(A block of data)

╭──

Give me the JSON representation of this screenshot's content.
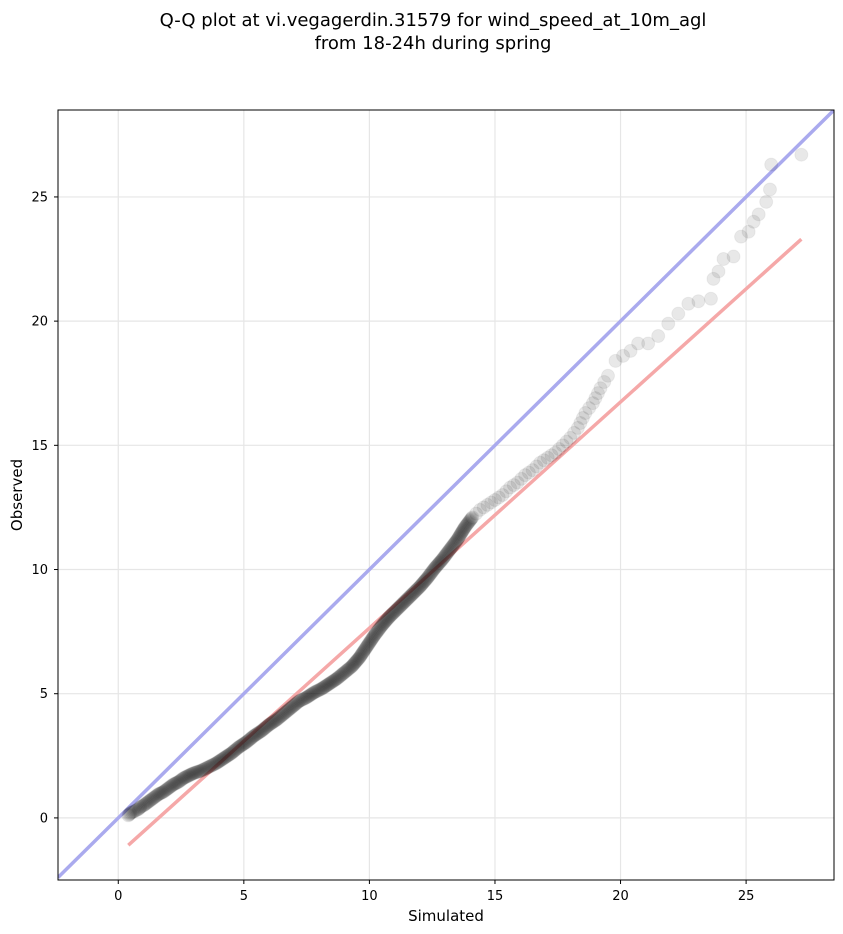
{
  "chart_data": {
    "type": "scatter",
    "title_line1": "Q-Q plot at vi.vegagerdin.31579 for wind_speed_at_10m_agl",
    "title_line2": "from 18-24h during spring",
    "xlabel": "Simulated",
    "ylabel": "Observed",
    "xlim": [
      -2.4,
      28.5
    ],
    "ylim": [
      -2.5,
      28.5
    ],
    "xticks": [
      0,
      5,
      10,
      15,
      20,
      25
    ],
    "yticks": [
      0,
      5,
      10,
      15,
      20,
      25
    ],
    "grid": true,
    "colors": {
      "points": "#000000",
      "identity_line": "#aaaaee",
      "fit_line": "#f5a8a8",
      "grid": "#e6e6e6"
    },
    "identity_line": {
      "x": [
        -2.4,
        28.5
      ],
      "y": [
        -2.4,
        28.5
      ]
    },
    "fit_line": {
      "x": [
        0.4,
        27.2
      ],
      "y": [
        -1.1,
        23.3
      ]
    },
    "quantiles": [
      [
        0.4,
        0.1
      ],
      [
        0.5,
        0.2
      ],
      [
        0.6,
        0.25
      ],
      [
        0.7,
        0.3
      ],
      [
        0.8,
        0.35
      ],
      [
        0.9,
        0.45
      ],
      [
        1.0,
        0.5
      ],
      [
        1.2,
        0.65
      ],
      [
        1.4,
        0.8
      ],
      [
        1.6,
        0.95
      ],
      [
        1.8,
        1.05
      ],
      [
        2.0,
        1.2
      ],
      [
        2.2,
        1.35
      ],
      [
        2.4,
        1.45
      ],
      [
        2.6,
        1.6
      ],
      [
        2.8,
        1.7
      ],
      [
        3.0,
        1.8
      ],
      [
        3.3,
        1.9
      ],
      [
        3.6,
        2.05
      ],
      [
        3.9,
        2.2
      ],
      [
        4.2,
        2.4
      ],
      [
        4.5,
        2.6
      ],
      [
        4.8,
        2.85
      ],
      [
        5.1,
        3.05
      ],
      [
        5.4,
        3.3
      ],
      [
        5.7,
        3.5
      ],
      [
        6.0,
        3.75
      ],
      [
        6.3,
        3.95
      ],
      [
        6.6,
        4.2
      ],
      [
        6.9,
        4.45
      ],
      [
        7.2,
        4.7
      ],
      [
        7.5,
        4.85
      ],
      [
        7.8,
        5.05
      ],
      [
        8.1,
        5.2
      ],
      [
        8.4,
        5.4
      ],
      [
        8.7,
        5.6
      ],
      [
        9.0,
        5.85
      ],
      [
        9.3,
        6.1
      ],
      [
        9.6,
        6.45
      ],
      [
        9.9,
        6.9
      ],
      [
        10.2,
        7.35
      ],
      [
        10.5,
        7.75
      ],
      [
        10.8,
        8.1
      ],
      [
        11.1,
        8.4
      ],
      [
        11.4,
        8.7
      ],
      [
        11.7,
        9.0
      ],
      [
        12.0,
        9.3
      ],
      [
        12.3,
        9.65
      ],
      [
        12.6,
        10.05
      ],
      [
        12.9,
        10.4
      ],
      [
        13.2,
        10.8
      ],
      [
        13.5,
        11.2
      ],
      [
        13.8,
        11.7
      ],
      [
        14.1,
        12.1
      ],
      [
        14.4,
        12.4
      ],
      [
        14.7,
        12.6
      ],
      [
        15.0,
        12.8
      ],
      [
        15.3,
        13.0
      ],
      [
        15.6,
        13.3
      ],
      [
        15.9,
        13.5
      ],
      [
        16.2,
        13.8
      ],
      [
        16.5,
        14.0
      ],
      [
        16.8,
        14.3
      ],
      [
        17.1,
        14.5
      ],
      [
        17.4,
        14.7
      ],
      [
        17.7,
        15.0
      ],
      [
        18.0,
        15.3
      ],
      [
        18.3,
        15.7
      ],
      [
        18.6,
        16.3
      ],
      [
        18.9,
        16.7
      ],
      [
        19.2,
        17.3
      ],
      [
        19.5,
        17.8
      ],
      [
        19.8,
        18.4
      ],
      [
        20.1,
        18.6
      ],
      [
        20.4,
        18.8
      ],
      [
        20.7,
        19.1
      ],
      [
        21.1,
        19.1
      ],
      [
        21.5,
        19.4
      ],
      [
        21.9,
        19.9
      ],
      [
        22.3,
        20.3
      ],
      [
        22.7,
        20.7
      ],
      [
        23.1,
        20.8
      ],
      [
        23.6,
        20.9
      ],
      [
        23.7,
        21.7
      ],
      [
        23.9,
        22.0
      ],
      [
        24.1,
        22.5
      ],
      [
        24.5,
        22.6
      ],
      [
        24.8,
        23.4
      ],
      [
        25.1,
        23.6
      ],
      [
        25.3,
        24.0
      ],
      [
        25.5,
        24.3
      ],
      [
        25.8,
        24.8
      ],
      [
        25.95,
        25.3
      ],
      [
        26.0,
        26.3
      ],
      [
        27.2,
        26.7
      ]
    ]
  }
}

╰──

Make an exact copy of all entries above, dropping the images.

Give me the JSON representation of this screenshot's content.
{
  "chart_data": {
    "type": "scatter",
    "title_line1": "Q-Q plot at vi.vegagerdin.31579 for wind_speed_at_10m_agl",
    "title_line2": "from 18-24h during spring",
    "xlabel": "Simulated",
    "ylabel": "Observed",
    "xlim": [
      -2.4,
      28.5
    ],
    "ylim": [
      -2.5,
      28.5
    ],
    "xticks": [
      0,
      5,
      10,
      15,
      20,
      25
    ],
    "yticks": [
      0,
      5,
      10,
      15,
      20,
      25
    ],
    "grid": true,
    "colors": {
      "points": "#000000",
      "identity_line": "#aaaaee",
      "fit_line": "#f5a8a8",
      "grid": "#e6e6e6"
    },
    "identity_line": {
      "x": [
        -2.4,
        28.5
      ],
      "y": [
        -2.4,
        28.5
      ]
    },
    "fit_line": {
      "x": [
        0.4,
        27.2
      ],
      "y": [
        -1.1,
        23.3
      ]
    },
    "quantiles": [
      [
        0.4,
        0.1
      ],
      [
        0.5,
        0.2
      ],
      [
        0.6,
        0.25
      ],
      [
        0.7,
        0.3
      ],
      [
        0.8,
        0.35
      ],
      [
        0.9,
        0.45
      ],
      [
        1.0,
        0.5
      ],
      [
        1.2,
        0.65
      ],
      [
        1.4,
        0.8
      ],
      [
        1.6,
        0.95
      ],
      [
        1.8,
        1.05
      ],
      [
        2.0,
        1.2
      ],
      [
        2.2,
        1.35
      ],
      [
        2.4,
        1.45
      ],
      [
        2.6,
        1.6
      ],
      [
        2.8,
        1.7
      ],
      [
        3.0,
        1.8
      ],
      [
        3.3,
        1.9
      ],
      [
        3.6,
        2.05
      ],
      [
        3.9,
        2.2
      ],
      [
        4.2,
        2.4
      ],
      [
        4.5,
        2.6
      ],
      [
        4.8,
        2.85
      ],
      [
        5.1,
        3.05
      ],
      [
        5.4,
        3.3
      ],
      [
        5.7,
        3.5
      ],
      [
        6.0,
        3.75
      ],
      [
        6.3,
        3.95
      ],
      [
        6.6,
        4.2
      ],
      [
        6.9,
        4.45
      ],
      [
        7.2,
        4.7
      ],
      [
        7.5,
        4.85
      ],
      [
        7.8,
        5.05
      ],
      [
        8.1,
        5.2
      ],
      [
        8.4,
        5.4
      ],
      [
        8.7,
        5.6
      ],
      [
        9.0,
        5.85
      ],
      [
        9.3,
        6.1
      ],
      [
        9.6,
        6.45
      ],
      [
        9.9,
        6.9
      ],
      [
        10.2,
        7.35
      ],
      [
        10.5,
        7.75
      ],
      [
        10.8,
        8.1
      ],
      [
        11.1,
        8.4
      ],
      [
        11.4,
        8.7
      ],
      [
        11.7,
        9.0
      ],
      [
        12.0,
        9.3
      ],
      [
        12.3,
        9.65
      ],
      [
        12.6,
        10.05
      ],
      [
        12.9,
        10.4
      ],
      [
        13.2,
        10.8
      ],
      [
        13.5,
        11.2
      ],
      [
        13.8,
        11.7
      ],
      [
        14.1,
        12.1
      ],
      [
        14.4,
        12.4
      ],
      [
        14.7,
        12.6
      ],
      [
        15.0,
        12.8
      ],
      [
        15.3,
        13.0
      ],
      [
        15.6,
        13.3
      ],
      [
        15.9,
        13.5
      ],
      [
        16.2,
        13.8
      ],
      [
        16.5,
        14.0
      ],
      [
        16.8,
        14.3
      ],
      [
        17.1,
        14.5
      ],
      [
        17.4,
        14.7
      ],
      [
        17.7,
        15.0
      ],
      [
        18.0,
        15.3
      ],
      [
        18.3,
        15.7
      ],
      [
        18.6,
        16.3
      ],
      [
        18.9,
        16.7
      ],
      [
        19.2,
        17.3
      ],
      [
        19.5,
        17.8
      ],
      [
        19.8,
        18.4
      ],
      [
        20.1,
        18.6
      ],
      [
        20.4,
        18.8
      ],
      [
        20.7,
        19.1
      ],
      [
        21.1,
        19.1
      ],
      [
        21.5,
        19.4
      ],
      [
        21.9,
        19.9
      ],
      [
        22.3,
        20.3
      ],
      [
        22.7,
        20.7
      ],
      [
        23.1,
        20.8
      ],
      [
        23.6,
        20.9
      ],
      [
        23.7,
        21.7
      ],
      [
        23.9,
        22.0
      ],
      [
        24.1,
        22.5
      ],
      [
        24.5,
        22.6
      ],
      [
        24.8,
        23.4
      ],
      [
        25.1,
        23.6
      ],
      [
        25.3,
        24.0
      ],
      [
        25.5,
        24.3
      ],
      [
        25.8,
        24.8
      ],
      [
        25.95,
        25.3
      ],
      [
        26.0,
        26.3
      ],
      [
        27.2,
        26.7
      ]
    ]
  }
}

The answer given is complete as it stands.